-- To do --
Work out how many lines of the listing hold the string "Grundwasserstand", then answer with that number and nothing else.

Recorded data:
§
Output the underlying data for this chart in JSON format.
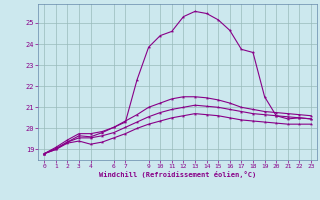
{
  "xlabel": "Windchill (Refroidissement éolien,°C)",
  "ylabel": "",
  "bg_color": "#cce8ee",
  "line_color": "#880088",
  "grid_color": "#99bbbb",
  "spine_color": "#6688aa",
  "xlim": [
    -0.5,
    23.5
  ],
  "ylim": [
    18.5,
    25.9
  ],
  "xticks": [
    0,
    1,
    2,
    3,
    4,
    6,
    7,
    9,
    10,
    11,
    12,
    13,
    14,
    15,
    16,
    17,
    18,
    19,
    20,
    21,
    22,
    23
  ],
  "yticks": [
    19,
    20,
    21,
    22,
    23,
    24,
    25
  ],
  "series": [
    [
      18.8,
      19.0,
      19.3,
      19.4,
      19.25,
      19.35,
      19.55,
      19.75,
      20.0,
      20.2,
      20.35,
      20.5,
      20.6,
      20.7,
      20.65,
      20.6,
      20.5,
      20.4,
      20.35,
      20.3,
      20.25,
      20.2,
      20.2,
      20.2
    ],
    [
      18.8,
      19.05,
      19.35,
      19.55,
      19.55,
      19.65,
      19.8,
      20.05,
      20.3,
      20.55,
      20.75,
      20.9,
      21.0,
      21.1,
      21.05,
      21.0,
      20.9,
      20.8,
      20.7,
      20.65,
      20.6,
      20.55,
      20.5,
      20.45
    ],
    [
      18.8,
      19.1,
      19.45,
      19.75,
      19.75,
      19.85,
      20.05,
      20.35,
      20.65,
      21.0,
      21.2,
      21.4,
      21.5,
      21.5,
      21.45,
      21.35,
      21.2,
      21.0,
      20.9,
      20.8,
      20.75,
      20.7,
      20.65,
      20.6
    ],
    [
      18.8,
      19.0,
      19.35,
      19.65,
      19.6,
      19.8,
      20.05,
      20.3,
      22.3,
      23.85,
      24.4,
      24.6,
      25.3,
      25.55,
      25.45,
      25.15,
      24.65,
      23.75,
      23.6,
      21.5,
      20.6,
      20.45,
      20.5,
      20.45
    ]
  ]
}
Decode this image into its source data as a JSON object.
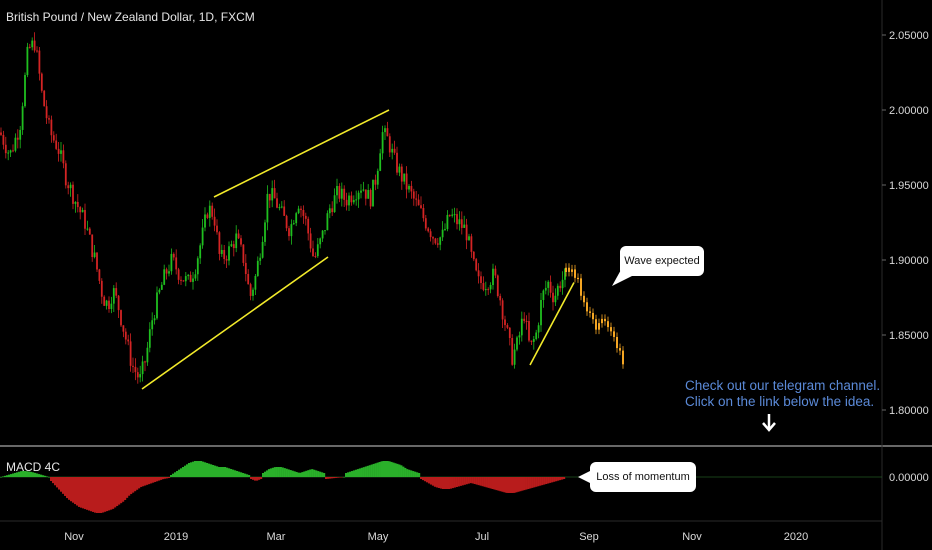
{
  "header": {
    "title": "British Pound / New Zealand Dollar, 1D, FXCM"
  },
  "indicator": {
    "label": "MACD 4C"
  },
  "callouts": {
    "wave": "Wave expected",
    "momentum": "Loss of momentum"
  },
  "telegram": {
    "line1": "Check out our telegram channel.",
    "line2": "Click on the link below the idea."
  },
  "colors": {
    "background": "#000000",
    "bull": "#1fbf1f",
    "bear": "#d42424",
    "forecast": "#f5a623",
    "trendline": "#f2ea2a",
    "macd_pos": "#2ab02a",
    "macd_neg": "#b81c1c",
    "divider": "#cfcfcf",
    "axis_text": "#d9d9d9"
  },
  "chart_data": [
    {
      "type": "candlestick",
      "title": "British Pound / New Zealand Dollar, 1D, FXCM",
      "x_tick_labels": [
        "Nov",
        "2019",
        "Mar",
        "May",
        "Jul",
        "Sep",
        "Nov",
        "2020"
      ],
      "y_tick_labels": [
        "2.05000",
        "2.00000",
        "1.95000",
        "1.90000",
        "1.85000",
        "1.80000"
      ],
      "ylim": [
        1.77,
        2.075
      ],
      "path_points": [
        [
          0,
          1.985
        ],
        [
          10,
          1.97
        ],
        [
          20,
          1.99
        ],
        [
          28,
          2.04
        ],
        [
          35,
          2.045
        ],
        [
          42,
          2.01
        ],
        [
          50,
          1.985
        ],
        [
          58,
          1.975
        ],
        [
          66,
          1.955
        ],
        [
          75,
          1.94
        ],
        [
          85,
          1.925
        ],
        [
          95,
          1.9
        ],
        [
          103,
          1.875
        ],
        [
          108,
          1.87
        ],
        [
          113,
          1.88
        ],
        [
          118,
          1.87
        ],
        [
          125,
          1.85
        ],
        [
          132,
          1.83
        ],
        [
          140,
          1.82
        ],
        [
          146,
          1.835
        ],
        [
          152,
          1.86
        ],
        [
          158,
          1.875
        ],
        [
          165,
          1.89
        ],
        [
          172,
          1.9
        ],
        [
          180,
          1.89
        ],
        [
          188,
          1.885
        ],
        [
          195,
          1.895
        ],
        [
          202,
          1.915
        ],
        [
          208,
          1.935
        ],
        [
          214,
          1.93
        ],
        [
          220,
          1.9
        ],
        [
          228,
          1.905
        ],
        [
          236,
          1.915
        ],
        [
          244,
          1.9
        ],
        [
          250,
          1.875
        ],
        [
          256,
          1.89
        ],
        [
          262,
          1.915
        ],
        [
          268,
          1.945
        ],
        [
          275,
          1.94
        ],
        [
          282,
          1.93
        ],
        [
          290,
          1.92
        ],
        [
          298,
          1.94
        ],
        [
          306,
          1.925
        ],
        [
          314,
          1.9
        ],
        [
          322,
          1.915
        ],
        [
          330,
          1.935
        ],
        [
          338,
          1.945
        ],
        [
          346,
          1.94
        ],
        [
          354,
          1.945
        ],
        [
          362,
          1.95
        ],
        [
          370,
          1.94
        ],
        [
          376,
          1.955
        ],
        [
          382,
          1.985
        ],
        [
          388,
          1.98
        ],
        [
          395,
          1.965
        ],
        [
          402,
          1.955
        ],
        [
          410,
          1.945
        ],
        [
          418,
          1.935
        ],
        [
          426,
          1.925
        ],
        [
          434,
          1.915
        ],
        [
          442,
          1.915
        ],
        [
          450,
          1.93
        ],
        [
          458,
          1.925
        ],
        [
          466,
          1.92
        ],
        [
          472,
          1.9
        ],
        [
          478,
          1.885
        ],
        [
          486,
          1.885
        ],
        [
          494,
          1.89
        ],
        [
          500,
          1.875
        ],
        [
          506,
          1.855
        ],
        [
          512,
          1.835
        ],
        [
          518,
          1.845
        ],
        [
          524,
          1.865
        ],
        [
          530,
          1.84
        ],
        [
          536,
          1.85
        ],
        [
          542,
          1.875
        ],
        [
          548,
          1.885
        ],
        [
          554,
          1.875
        ],
        [
          560,
          1.885
        ],
        [
          566,
          1.89
        ]
      ],
      "forecast_points": [
        [
          566,
          1.892
        ],
        [
          572,
          1.896
        ],
        [
          578,
          1.886
        ],
        [
          584,
          1.872
        ],
        [
          590,
          1.862
        ],
        [
          596,
          1.856
        ],
        [
          602,
          1.862
        ],
        [
          608,
          1.855
        ],
        [
          614,
          1.85
        ],
        [
          620,
          1.838
        ],
        [
          624,
          1.828
        ]
      ],
      "trendlines": [
        {
          "from": [
            142,
            1.814
          ],
          "to": [
            328,
            1.902
          ]
        },
        {
          "from": [
            214,
            1.942
          ],
          "to": [
            389,
            2.0
          ]
        },
        {
          "from": [
            530,
            1.83
          ],
          "to": [
            574,
            1.885
          ]
        }
      ]
    },
    {
      "type": "bar",
      "title": "MACD 4C",
      "y_tick_labels": [
        "0.00000"
      ],
      "zero_value": 0,
      "ylim": [
        -0.021,
        0.012
      ],
      "segments": [
        {
          "start": 0,
          "end": 50,
          "values": [
            0.0,
            0.0005,
            0.001,
            0.0015,
            0.002,
            0.0025,
            0.003,
            0.003,
            0.0028,
            0.0025,
            0.002,
            0.0015,
            0.001,
            0.0005,
            0.0
          ]
        },
        {
          "start": 50,
          "end": 170,
          "values": [
            -0.002,
            -0.005,
            -0.008,
            -0.011,
            -0.013,
            -0.015,
            -0.016,
            -0.017,
            -0.018,
            -0.018,
            -0.017,
            -0.016,
            -0.014,
            -0.012,
            -0.009,
            -0.007,
            -0.005,
            -0.004,
            -0.003,
            -0.002,
            -0.001,
            -0.0005
          ]
        },
        {
          "start": 170,
          "end": 250,
          "values": [
            0.001,
            0.003,
            0.005,
            0.007,
            0.008,
            0.008,
            0.007,
            0.006,
            0.005,
            0.005,
            0.004,
            0.003,
            0.002,
            0.001
          ]
        },
        {
          "start": 250,
          "end": 262,
          "values": [
            -0.001,
            -0.002,
            -0.001
          ]
        },
        {
          "start": 262,
          "end": 325,
          "values": [
            0.002,
            0.004,
            0.005,
            0.005,
            0.004,
            0.003,
            0.002,
            0.003,
            0.004,
            0.003,
            0.002
          ]
        },
        {
          "start": 325,
          "end": 345,
          "values": [
            -0.001,
            -0.0005,
            0.0
          ]
        },
        {
          "start": 345,
          "end": 420,
          "values": [
            0.002,
            0.003,
            0.004,
            0.005,
            0.006,
            0.007,
            0.008,
            0.008,
            0.007,
            0.006,
            0.004,
            0.003,
            0.002
          ]
        },
        {
          "start": 420,
          "end": 565,
          "values": [
            -0.001,
            -0.003,
            -0.005,
            -0.006,
            -0.006,
            -0.005,
            -0.004,
            -0.003,
            -0.004,
            -0.005,
            -0.006,
            -0.007,
            -0.008,
            -0.008,
            -0.007,
            -0.006,
            -0.005,
            -0.004,
            -0.003,
            -0.002,
            -0.001
          ]
        }
      ]
    }
  ]
}
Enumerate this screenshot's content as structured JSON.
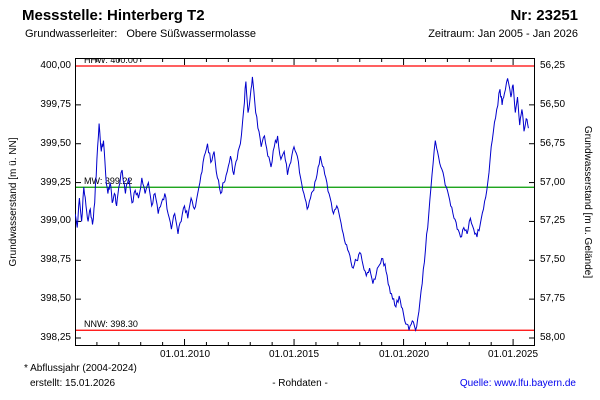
{
  "header": {
    "title": "Messstelle: Hinterberg T2",
    "number": "Nr: 23251",
    "aquifer_label": "Grundwasserleiter:",
    "aquifer_value": "Obere Süßwassermolasse",
    "period": "Zeitraum: Jan 2005 - Jan 2026"
  },
  "footer": {
    "note": "* Abflussjahr (2004-2024)",
    "created": "erstellt: 15.01.2026",
    "center": "- Rohdaten -",
    "source_label": "Quelle:",
    "source_link": "www.lfu.bayern.de"
  },
  "colors": {
    "series": "#0000cc",
    "hhw_nnw": "#ff0000",
    "mw": "#009900",
    "link": "#0000ee"
  },
  "chart_data": {
    "type": "line",
    "title": "",
    "ylabel_left": "Grundwasserstand [m ü. NN]",
    "ylabel_right": "Grundwasserstand [m u. Gelände]",
    "xlabel": "",
    "grid": false,
    "legend": "none",
    "x_range": [
      2005,
      2026
    ],
    "ylim_left": [
      398.25,
      400.0
    ],
    "ylim_right": [
      58.0,
      56.25
    ],
    "x_ticks": [
      {
        "value": 2010,
        "label": "01.01.2010"
      },
      {
        "value": 2015,
        "label": "01.01.2015"
      },
      {
        "value": 2020,
        "label": "01.01.2020"
      },
      {
        "value": 2025,
        "label": "01.01.2025"
      }
    ],
    "y_ticks": [
      {
        "value": 400.0,
        "left": "400,00",
        "right": "56,25"
      },
      {
        "value": 399.75,
        "left": "399,75",
        "right": "56,50"
      },
      {
        "value": 399.5,
        "left": "399,50",
        "right": "56,75"
      },
      {
        "value": 399.25,
        "left": "399,25",
        "right": "57,00"
      },
      {
        "value": 399.0,
        "left": "399,00",
        "right": "57,25"
      },
      {
        "value": 398.75,
        "left": "398,75",
        "right": "57,50"
      },
      {
        "value": 398.5,
        "left": "398,50",
        "right": "57,75"
      },
      {
        "value": 398.25,
        "left": "398,25",
        "right": "58,00"
      }
    ],
    "reference_lines": [
      {
        "name": "HHW",
        "label": "HHW: 400.00",
        "value": 400.0,
        "color": "#ff0000"
      },
      {
        "name": "MW",
        "label": "MW: 399.22",
        "value": 399.22,
        "color": "#009900"
      },
      {
        "name": "NNW",
        "label": "NNW: 398.30",
        "value": 398.3,
        "color": "#ff0000"
      }
    ],
    "render": {
      "jitter_amplitude_m": 0.022,
      "jitter_subdivisions": 3
    },
    "series": [
      {
        "name": "Grundwasserstand Rohdaten",
        "color": "#0000cc",
        "points": [
          [
            2005.0,
            399.05
          ],
          [
            2005.1,
            398.96
          ],
          [
            2005.2,
            399.15
          ],
          [
            2005.3,
            399.0
          ],
          [
            2005.4,
            399.22
          ],
          [
            2005.5,
            399.1
          ],
          [
            2005.6,
            399.0
          ],
          [
            2005.7,
            399.08
          ],
          [
            2005.8,
            398.98
          ],
          [
            2005.9,
            399.12
          ],
          [
            2006.0,
            399.4
          ],
          [
            2006.1,
            399.63
          ],
          [
            2006.2,
            399.45
          ],
          [
            2006.3,
            399.52
          ],
          [
            2006.4,
            399.3
          ],
          [
            2006.5,
            399.18
          ],
          [
            2006.6,
            399.25
          ],
          [
            2006.7,
            399.12
          ],
          [
            2006.8,
            399.18
          ],
          [
            2006.9,
            399.1
          ],
          [
            2007.0,
            399.22
          ],
          [
            2007.15,
            399.33
          ],
          [
            2007.3,
            399.18
          ],
          [
            2007.45,
            399.28
          ],
          [
            2007.6,
            399.12
          ],
          [
            2007.75,
            399.2
          ],
          [
            2007.9,
            399.15
          ],
          [
            2008.05,
            399.28
          ],
          [
            2008.2,
            399.18
          ],
          [
            2008.35,
            399.25
          ],
          [
            2008.5,
            399.1
          ],
          [
            2008.65,
            399.18
          ],
          [
            2008.8,
            399.05
          ],
          [
            2008.95,
            399.12
          ],
          [
            2009.1,
            399.18
          ],
          [
            2009.25,
            399.05
          ],
          [
            2009.4,
            398.95
          ],
          [
            2009.55,
            399.05
          ],
          [
            2009.7,
            398.92
          ],
          [
            2009.85,
            399.0
          ],
          [
            2010.0,
            399.1
          ],
          [
            2010.15,
            399.02
          ],
          [
            2010.3,
            399.15
          ],
          [
            2010.45,
            399.08
          ],
          [
            2010.6,
            399.18
          ],
          [
            2010.75,
            399.3
          ],
          [
            2010.9,
            399.42
          ],
          [
            2011.05,
            399.5
          ],
          [
            2011.2,
            399.38
          ],
          [
            2011.35,
            399.45
          ],
          [
            2011.5,
            399.28
          ],
          [
            2011.65,
            399.18
          ],
          [
            2011.8,
            399.25
          ],
          [
            2011.95,
            399.32
          ],
          [
            2012.1,
            399.42
          ],
          [
            2012.25,
            399.3
          ],
          [
            2012.4,
            399.4
          ],
          [
            2012.55,
            399.5
          ],
          [
            2012.7,
            399.72
          ],
          [
            2012.8,
            399.9
          ],
          [
            2012.9,
            399.7
          ],
          [
            2013.0,
            399.8
          ],
          [
            2013.1,
            399.93
          ],
          [
            2013.2,
            399.78
          ],
          [
            2013.35,
            399.6
          ],
          [
            2013.5,
            399.48
          ],
          [
            2013.65,
            399.55
          ],
          [
            2013.8,
            399.42
          ],
          [
            2013.95,
            399.35
          ],
          [
            2014.1,
            399.48
          ],
          [
            2014.25,
            399.55
          ],
          [
            2014.4,
            399.4
          ],
          [
            2014.55,
            399.45
          ],
          [
            2014.7,
            399.3
          ],
          [
            2014.85,
            399.38
          ],
          [
            2015.0,
            399.48
          ],
          [
            2015.15,
            399.42
          ],
          [
            2015.3,
            399.28
          ],
          [
            2015.45,
            399.18
          ],
          [
            2015.6,
            399.08
          ],
          [
            2015.75,
            399.15
          ],
          [
            2015.9,
            399.2
          ],
          [
            2016.05,
            399.3
          ],
          [
            2016.2,
            399.42
          ],
          [
            2016.35,
            399.35
          ],
          [
            2016.5,
            399.25
          ],
          [
            2016.65,
            399.15
          ],
          [
            2016.8,
            399.05
          ],
          [
            2016.95,
            399.1
          ],
          [
            2017.1,
            399.02
          ],
          [
            2017.25,
            398.92
          ],
          [
            2017.4,
            398.85
          ],
          [
            2017.55,
            398.78
          ],
          [
            2017.7,
            398.7
          ],
          [
            2017.85,
            398.75
          ],
          [
            2018.0,
            398.8
          ],
          [
            2018.15,
            398.72
          ],
          [
            2018.3,
            398.65
          ],
          [
            2018.45,
            398.7
          ],
          [
            2018.6,
            398.6
          ],
          [
            2018.75,
            398.66
          ],
          [
            2018.9,
            398.72
          ],
          [
            2019.05,
            398.76
          ],
          [
            2019.2,
            398.68
          ],
          [
            2019.35,
            398.58
          ],
          [
            2019.5,
            398.5
          ],
          [
            2019.65,
            398.45
          ],
          [
            2019.8,
            398.52
          ],
          [
            2019.95,
            398.44
          ],
          [
            2020.1,
            398.34
          ],
          [
            2020.25,
            398.3
          ],
          [
            2020.4,
            398.36
          ],
          [
            2020.55,
            398.3
          ],
          [
            2020.7,
            398.42
          ],
          [
            2020.85,
            398.6
          ],
          [
            2021.0,
            398.82
          ],
          [
            2021.15,
            399.05
          ],
          [
            2021.3,
            399.3
          ],
          [
            2021.45,
            399.52
          ],
          [
            2021.55,
            399.45
          ],
          [
            2021.7,
            399.35
          ],
          [
            2021.85,
            399.28
          ],
          [
            2022.0,
            399.2
          ],
          [
            2022.15,
            399.1
          ],
          [
            2022.3,
            399.02
          ],
          [
            2022.45,
            398.95
          ],
          [
            2022.6,
            398.9
          ],
          [
            2022.75,
            398.96
          ],
          [
            2022.9,
            398.92
          ],
          [
            2023.05,
            399.02
          ],
          [
            2023.2,
            398.95
          ],
          [
            2023.35,
            398.9
          ],
          [
            2023.5,
            398.98
          ],
          [
            2023.65,
            399.08
          ],
          [
            2023.8,
            399.2
          ],
          [
            2023.95,
            399.4
          ],
          [
            2024.1,
            399.58
          ],
          [
            2024.25,
            399.72
          ],
          [
            2024.4,
            399.85
          ],
          [
            2024.5,
            399.75
          ],
          [
            2024.6,
            399.82
          ],
          [
            2024.75,
            399.92
          ],
          [
            2024.9,
            399.8
          ],
          [
            2025.0,
            399.88
          ],
          [
            2025.1,
            399.7
          ],
          [
            2025.2,
            399.8
          ],
          [
            2025.3,
            399.62
          ],
          [
            2025.4,
            399.72
          ],
          [
            2025.5,
            399.58
          ],
          [
            2025.6,
            399.66
          ],
          [
            2025.7,
            399.6
          ]
        ]
      }
    ]
  }
}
§
-- The answer --
3